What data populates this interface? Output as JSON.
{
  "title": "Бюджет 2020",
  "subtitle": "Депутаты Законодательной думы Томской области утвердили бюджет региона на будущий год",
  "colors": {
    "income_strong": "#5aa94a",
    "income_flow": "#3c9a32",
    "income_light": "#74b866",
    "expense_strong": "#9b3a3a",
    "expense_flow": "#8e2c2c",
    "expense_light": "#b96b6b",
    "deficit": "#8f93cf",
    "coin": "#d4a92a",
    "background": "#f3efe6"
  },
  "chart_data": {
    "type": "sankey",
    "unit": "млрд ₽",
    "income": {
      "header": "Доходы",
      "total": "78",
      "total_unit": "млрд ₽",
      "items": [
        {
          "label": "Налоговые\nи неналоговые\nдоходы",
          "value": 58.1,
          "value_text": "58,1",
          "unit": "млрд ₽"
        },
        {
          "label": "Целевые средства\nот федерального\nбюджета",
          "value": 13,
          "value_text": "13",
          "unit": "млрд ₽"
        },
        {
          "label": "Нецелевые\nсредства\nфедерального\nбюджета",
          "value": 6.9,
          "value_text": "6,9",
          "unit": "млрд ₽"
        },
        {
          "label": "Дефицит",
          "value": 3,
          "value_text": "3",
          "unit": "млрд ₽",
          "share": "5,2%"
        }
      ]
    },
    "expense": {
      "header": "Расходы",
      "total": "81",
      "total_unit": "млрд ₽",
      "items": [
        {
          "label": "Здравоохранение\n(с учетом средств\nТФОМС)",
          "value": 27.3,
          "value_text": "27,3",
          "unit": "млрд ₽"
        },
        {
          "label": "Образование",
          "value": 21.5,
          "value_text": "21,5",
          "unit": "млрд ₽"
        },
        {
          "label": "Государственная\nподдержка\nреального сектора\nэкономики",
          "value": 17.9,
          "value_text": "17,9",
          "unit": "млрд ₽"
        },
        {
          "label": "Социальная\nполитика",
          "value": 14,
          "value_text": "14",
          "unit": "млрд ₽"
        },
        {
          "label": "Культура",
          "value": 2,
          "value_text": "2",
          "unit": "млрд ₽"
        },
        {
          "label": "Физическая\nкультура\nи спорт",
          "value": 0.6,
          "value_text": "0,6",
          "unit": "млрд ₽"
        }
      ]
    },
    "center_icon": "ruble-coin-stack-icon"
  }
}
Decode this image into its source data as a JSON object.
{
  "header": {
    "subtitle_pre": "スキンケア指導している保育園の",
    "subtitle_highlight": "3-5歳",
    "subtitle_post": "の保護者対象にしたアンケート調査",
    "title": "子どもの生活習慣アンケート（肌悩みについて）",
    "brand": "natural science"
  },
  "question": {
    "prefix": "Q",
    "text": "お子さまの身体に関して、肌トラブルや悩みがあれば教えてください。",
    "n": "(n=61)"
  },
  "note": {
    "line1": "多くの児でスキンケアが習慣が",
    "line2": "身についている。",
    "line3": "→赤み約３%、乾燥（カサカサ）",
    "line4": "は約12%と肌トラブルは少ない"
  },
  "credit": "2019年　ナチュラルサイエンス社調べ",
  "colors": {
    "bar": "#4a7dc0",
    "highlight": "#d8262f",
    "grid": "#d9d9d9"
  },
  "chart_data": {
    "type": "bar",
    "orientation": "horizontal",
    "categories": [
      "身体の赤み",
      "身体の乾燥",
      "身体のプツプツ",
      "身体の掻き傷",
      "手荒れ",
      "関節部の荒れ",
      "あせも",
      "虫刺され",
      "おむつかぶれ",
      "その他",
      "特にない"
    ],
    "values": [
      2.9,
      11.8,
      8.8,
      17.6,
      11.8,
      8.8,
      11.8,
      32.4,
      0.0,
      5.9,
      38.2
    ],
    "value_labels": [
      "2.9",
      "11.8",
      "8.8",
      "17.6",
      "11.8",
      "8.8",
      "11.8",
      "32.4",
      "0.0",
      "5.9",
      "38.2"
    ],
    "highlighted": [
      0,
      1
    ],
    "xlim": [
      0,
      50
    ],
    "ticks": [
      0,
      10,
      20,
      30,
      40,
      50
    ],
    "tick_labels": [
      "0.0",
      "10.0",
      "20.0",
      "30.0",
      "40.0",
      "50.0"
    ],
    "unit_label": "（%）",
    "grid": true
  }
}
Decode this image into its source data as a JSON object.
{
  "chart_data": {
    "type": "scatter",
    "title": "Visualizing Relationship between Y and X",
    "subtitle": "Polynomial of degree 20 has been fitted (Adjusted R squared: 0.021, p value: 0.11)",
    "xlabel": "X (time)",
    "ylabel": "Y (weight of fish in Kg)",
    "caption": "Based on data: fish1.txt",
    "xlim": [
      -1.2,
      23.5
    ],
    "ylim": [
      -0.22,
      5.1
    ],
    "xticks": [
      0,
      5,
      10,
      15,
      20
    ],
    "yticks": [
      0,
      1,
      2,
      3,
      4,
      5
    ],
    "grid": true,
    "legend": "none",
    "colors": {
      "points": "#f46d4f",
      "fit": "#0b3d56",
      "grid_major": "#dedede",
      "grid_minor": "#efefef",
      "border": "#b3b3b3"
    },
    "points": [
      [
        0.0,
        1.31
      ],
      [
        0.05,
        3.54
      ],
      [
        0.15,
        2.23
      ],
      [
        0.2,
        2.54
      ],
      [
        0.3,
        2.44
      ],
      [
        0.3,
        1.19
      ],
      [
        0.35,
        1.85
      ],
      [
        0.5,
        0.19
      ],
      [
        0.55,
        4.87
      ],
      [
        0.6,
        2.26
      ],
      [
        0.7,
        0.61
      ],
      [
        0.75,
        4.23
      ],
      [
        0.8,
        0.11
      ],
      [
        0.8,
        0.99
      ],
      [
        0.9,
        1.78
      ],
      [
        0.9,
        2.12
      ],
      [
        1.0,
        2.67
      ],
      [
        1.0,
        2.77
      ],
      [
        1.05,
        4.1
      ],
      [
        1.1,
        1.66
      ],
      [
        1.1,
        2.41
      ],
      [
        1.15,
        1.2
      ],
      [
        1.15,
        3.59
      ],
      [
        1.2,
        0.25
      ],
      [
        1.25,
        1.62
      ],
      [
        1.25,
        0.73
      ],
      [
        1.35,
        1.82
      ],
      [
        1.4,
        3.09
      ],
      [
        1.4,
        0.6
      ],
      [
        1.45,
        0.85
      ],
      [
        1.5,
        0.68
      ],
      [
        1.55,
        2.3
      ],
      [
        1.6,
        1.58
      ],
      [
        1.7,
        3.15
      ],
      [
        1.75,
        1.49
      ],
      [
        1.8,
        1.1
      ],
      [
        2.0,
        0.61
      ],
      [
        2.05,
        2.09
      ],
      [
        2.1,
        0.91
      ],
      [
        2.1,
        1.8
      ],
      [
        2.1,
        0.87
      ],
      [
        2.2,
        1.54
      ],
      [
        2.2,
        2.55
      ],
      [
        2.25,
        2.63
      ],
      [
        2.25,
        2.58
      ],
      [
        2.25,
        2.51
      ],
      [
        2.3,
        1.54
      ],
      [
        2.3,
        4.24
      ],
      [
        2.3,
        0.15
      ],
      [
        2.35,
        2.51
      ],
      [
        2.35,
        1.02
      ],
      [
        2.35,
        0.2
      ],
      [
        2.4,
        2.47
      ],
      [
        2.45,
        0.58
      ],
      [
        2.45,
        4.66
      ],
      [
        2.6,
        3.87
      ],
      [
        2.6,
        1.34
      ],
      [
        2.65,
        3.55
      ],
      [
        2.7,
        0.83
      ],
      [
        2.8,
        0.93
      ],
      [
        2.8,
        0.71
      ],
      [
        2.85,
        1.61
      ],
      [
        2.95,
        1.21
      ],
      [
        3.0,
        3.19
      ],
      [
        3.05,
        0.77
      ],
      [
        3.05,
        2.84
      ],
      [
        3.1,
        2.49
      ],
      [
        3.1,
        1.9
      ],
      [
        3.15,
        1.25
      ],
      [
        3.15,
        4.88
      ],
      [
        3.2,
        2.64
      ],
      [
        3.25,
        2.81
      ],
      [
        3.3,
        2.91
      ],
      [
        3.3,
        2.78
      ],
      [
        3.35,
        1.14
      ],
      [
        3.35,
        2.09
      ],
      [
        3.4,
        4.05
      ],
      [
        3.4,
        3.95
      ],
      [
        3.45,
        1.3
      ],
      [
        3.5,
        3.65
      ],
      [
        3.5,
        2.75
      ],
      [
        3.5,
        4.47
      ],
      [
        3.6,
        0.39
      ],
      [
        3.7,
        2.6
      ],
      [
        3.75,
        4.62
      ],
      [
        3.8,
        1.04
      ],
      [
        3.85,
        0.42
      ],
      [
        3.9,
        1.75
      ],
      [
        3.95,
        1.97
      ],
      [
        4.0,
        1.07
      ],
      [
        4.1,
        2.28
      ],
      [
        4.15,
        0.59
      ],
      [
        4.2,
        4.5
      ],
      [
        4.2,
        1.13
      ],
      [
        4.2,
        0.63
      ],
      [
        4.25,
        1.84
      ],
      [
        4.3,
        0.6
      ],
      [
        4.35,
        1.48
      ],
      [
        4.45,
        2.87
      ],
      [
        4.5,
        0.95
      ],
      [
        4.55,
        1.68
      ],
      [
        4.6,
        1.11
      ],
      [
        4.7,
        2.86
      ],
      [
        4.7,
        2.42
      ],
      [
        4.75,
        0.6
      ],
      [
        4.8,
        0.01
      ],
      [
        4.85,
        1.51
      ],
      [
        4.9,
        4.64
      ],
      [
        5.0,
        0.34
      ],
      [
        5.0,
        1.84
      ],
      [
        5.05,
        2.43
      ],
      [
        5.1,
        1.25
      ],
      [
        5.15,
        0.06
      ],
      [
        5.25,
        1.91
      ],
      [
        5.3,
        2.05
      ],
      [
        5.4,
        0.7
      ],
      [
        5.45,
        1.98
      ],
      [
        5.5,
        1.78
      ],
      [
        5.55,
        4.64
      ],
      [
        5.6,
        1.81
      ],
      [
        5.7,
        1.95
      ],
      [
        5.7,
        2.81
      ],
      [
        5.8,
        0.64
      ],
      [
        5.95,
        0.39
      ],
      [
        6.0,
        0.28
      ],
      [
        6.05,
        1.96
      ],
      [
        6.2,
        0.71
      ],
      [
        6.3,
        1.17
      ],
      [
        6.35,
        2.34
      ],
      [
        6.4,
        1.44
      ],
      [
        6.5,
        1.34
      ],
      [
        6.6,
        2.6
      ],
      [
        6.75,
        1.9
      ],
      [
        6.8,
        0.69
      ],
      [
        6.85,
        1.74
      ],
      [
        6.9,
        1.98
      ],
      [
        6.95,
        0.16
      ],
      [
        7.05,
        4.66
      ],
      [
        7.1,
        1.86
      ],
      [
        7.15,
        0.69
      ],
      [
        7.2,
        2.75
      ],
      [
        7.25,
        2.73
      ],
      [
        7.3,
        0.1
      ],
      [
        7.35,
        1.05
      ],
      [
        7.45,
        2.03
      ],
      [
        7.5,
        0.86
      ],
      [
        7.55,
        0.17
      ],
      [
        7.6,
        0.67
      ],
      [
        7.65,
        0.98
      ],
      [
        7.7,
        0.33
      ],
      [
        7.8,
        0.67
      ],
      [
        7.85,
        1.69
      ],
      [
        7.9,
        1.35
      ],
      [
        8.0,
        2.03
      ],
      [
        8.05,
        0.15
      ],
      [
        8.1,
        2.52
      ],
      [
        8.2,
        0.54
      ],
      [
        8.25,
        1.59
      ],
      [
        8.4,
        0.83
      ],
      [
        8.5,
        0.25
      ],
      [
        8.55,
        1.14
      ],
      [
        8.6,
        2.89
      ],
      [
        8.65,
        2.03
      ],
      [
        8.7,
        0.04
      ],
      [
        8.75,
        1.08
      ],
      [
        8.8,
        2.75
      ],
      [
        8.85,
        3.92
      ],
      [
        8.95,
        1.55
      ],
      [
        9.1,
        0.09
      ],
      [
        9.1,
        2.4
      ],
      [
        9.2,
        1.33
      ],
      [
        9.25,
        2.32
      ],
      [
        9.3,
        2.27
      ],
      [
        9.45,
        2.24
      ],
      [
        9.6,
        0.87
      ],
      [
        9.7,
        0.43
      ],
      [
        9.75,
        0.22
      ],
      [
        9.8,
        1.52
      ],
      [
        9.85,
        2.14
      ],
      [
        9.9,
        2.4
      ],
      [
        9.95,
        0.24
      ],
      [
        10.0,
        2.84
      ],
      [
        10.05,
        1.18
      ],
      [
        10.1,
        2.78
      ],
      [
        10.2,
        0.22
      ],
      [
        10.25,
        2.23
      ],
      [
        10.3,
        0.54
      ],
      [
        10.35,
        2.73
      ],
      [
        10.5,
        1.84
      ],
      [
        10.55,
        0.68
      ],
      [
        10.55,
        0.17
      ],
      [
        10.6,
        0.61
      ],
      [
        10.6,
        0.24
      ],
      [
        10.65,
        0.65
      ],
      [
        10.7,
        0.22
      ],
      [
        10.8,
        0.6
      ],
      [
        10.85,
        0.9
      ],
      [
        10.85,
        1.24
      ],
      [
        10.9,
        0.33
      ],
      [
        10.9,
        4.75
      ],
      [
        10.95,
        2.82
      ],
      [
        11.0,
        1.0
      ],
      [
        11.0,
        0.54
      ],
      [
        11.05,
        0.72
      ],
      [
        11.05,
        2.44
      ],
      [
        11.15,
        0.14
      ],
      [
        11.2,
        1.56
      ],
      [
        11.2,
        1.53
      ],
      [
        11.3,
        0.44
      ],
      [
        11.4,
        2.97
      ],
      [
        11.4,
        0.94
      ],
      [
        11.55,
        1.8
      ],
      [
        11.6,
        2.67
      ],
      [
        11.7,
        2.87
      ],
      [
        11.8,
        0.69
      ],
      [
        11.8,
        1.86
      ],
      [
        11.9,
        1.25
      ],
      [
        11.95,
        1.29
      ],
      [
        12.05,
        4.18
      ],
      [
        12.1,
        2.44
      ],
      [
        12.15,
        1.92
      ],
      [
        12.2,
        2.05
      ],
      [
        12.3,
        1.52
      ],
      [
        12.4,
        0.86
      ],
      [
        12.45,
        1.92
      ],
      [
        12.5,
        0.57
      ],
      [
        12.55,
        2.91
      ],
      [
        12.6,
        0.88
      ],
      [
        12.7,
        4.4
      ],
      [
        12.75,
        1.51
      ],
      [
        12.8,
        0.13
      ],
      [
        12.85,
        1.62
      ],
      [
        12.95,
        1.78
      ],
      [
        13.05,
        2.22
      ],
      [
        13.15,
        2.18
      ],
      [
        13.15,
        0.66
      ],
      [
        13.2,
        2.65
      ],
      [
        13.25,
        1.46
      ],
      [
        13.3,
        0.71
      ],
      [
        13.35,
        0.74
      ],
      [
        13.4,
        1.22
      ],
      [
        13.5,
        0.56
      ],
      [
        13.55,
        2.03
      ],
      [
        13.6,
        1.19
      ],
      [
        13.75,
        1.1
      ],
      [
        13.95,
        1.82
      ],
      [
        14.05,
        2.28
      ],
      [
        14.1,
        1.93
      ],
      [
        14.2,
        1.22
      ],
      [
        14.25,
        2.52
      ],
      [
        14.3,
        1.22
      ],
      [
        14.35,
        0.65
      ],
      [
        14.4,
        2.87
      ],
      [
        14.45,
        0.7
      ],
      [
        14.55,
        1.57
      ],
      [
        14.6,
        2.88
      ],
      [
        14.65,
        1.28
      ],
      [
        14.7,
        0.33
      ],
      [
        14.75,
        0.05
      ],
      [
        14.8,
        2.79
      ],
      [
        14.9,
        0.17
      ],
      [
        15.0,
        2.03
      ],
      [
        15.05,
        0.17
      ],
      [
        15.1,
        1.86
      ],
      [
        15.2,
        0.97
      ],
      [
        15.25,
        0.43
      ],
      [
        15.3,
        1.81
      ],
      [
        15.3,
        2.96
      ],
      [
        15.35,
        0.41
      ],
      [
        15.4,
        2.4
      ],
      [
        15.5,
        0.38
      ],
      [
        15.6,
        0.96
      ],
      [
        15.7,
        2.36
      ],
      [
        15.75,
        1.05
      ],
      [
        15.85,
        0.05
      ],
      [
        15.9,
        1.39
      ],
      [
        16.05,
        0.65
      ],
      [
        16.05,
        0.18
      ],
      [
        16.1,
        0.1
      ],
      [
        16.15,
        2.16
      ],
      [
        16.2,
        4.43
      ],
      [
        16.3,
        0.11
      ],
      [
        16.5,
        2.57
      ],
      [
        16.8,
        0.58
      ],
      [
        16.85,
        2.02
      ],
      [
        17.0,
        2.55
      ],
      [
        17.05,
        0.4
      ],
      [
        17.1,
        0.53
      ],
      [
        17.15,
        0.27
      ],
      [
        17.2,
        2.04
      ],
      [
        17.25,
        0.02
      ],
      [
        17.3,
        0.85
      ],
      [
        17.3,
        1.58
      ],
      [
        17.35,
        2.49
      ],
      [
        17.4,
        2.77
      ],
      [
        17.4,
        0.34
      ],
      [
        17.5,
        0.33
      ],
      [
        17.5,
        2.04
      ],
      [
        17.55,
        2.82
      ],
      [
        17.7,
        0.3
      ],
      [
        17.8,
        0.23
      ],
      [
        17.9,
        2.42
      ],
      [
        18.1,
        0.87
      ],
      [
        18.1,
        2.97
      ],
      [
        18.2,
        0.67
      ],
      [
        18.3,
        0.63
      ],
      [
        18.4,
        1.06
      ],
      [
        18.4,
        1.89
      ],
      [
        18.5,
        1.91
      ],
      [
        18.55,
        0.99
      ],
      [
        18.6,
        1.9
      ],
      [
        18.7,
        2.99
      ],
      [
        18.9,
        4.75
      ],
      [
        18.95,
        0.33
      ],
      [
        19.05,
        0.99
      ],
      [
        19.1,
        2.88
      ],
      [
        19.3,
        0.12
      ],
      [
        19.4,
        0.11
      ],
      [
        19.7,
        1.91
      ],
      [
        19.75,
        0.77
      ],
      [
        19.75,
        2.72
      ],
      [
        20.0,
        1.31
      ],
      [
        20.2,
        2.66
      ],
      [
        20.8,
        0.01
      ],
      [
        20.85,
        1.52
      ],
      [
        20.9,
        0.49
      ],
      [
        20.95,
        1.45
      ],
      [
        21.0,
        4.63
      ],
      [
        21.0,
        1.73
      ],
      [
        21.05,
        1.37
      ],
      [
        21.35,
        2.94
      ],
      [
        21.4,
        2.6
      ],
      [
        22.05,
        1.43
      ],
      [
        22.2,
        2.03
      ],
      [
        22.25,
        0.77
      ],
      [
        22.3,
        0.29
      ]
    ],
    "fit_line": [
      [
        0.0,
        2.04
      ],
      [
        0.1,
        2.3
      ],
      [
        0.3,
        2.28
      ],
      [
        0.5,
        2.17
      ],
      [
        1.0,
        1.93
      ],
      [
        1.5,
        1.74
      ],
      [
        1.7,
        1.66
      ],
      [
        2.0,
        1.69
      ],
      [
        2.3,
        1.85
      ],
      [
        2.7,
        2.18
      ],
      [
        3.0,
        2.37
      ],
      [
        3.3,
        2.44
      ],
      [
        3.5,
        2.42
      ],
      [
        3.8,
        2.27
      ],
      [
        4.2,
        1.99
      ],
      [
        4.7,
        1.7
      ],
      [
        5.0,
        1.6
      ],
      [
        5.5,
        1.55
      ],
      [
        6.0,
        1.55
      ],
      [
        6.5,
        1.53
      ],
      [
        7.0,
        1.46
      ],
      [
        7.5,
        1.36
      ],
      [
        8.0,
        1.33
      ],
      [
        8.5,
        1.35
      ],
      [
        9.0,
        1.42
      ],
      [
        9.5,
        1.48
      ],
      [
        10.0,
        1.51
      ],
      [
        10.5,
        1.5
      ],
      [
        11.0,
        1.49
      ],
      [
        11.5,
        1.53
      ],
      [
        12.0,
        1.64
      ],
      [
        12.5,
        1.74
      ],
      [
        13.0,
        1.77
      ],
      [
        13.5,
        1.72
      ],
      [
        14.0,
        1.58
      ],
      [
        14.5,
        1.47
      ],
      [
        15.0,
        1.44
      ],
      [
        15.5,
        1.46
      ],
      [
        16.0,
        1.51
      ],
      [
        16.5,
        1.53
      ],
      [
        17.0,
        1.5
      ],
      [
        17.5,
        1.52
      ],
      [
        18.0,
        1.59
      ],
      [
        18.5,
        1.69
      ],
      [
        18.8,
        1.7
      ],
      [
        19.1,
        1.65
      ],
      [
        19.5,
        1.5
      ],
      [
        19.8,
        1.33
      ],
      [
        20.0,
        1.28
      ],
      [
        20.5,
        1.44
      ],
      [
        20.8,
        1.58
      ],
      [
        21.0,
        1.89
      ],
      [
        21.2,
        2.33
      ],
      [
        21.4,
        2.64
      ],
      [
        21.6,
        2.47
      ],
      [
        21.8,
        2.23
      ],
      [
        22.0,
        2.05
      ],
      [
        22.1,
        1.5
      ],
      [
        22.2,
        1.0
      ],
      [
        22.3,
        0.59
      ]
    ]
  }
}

----------

SET EXERCISE: In the entries above, find each line with the word "header" and copy it.

WORKED ANSWER:
      "header": "Доходы",
      "header": "Расходы",
  "header": {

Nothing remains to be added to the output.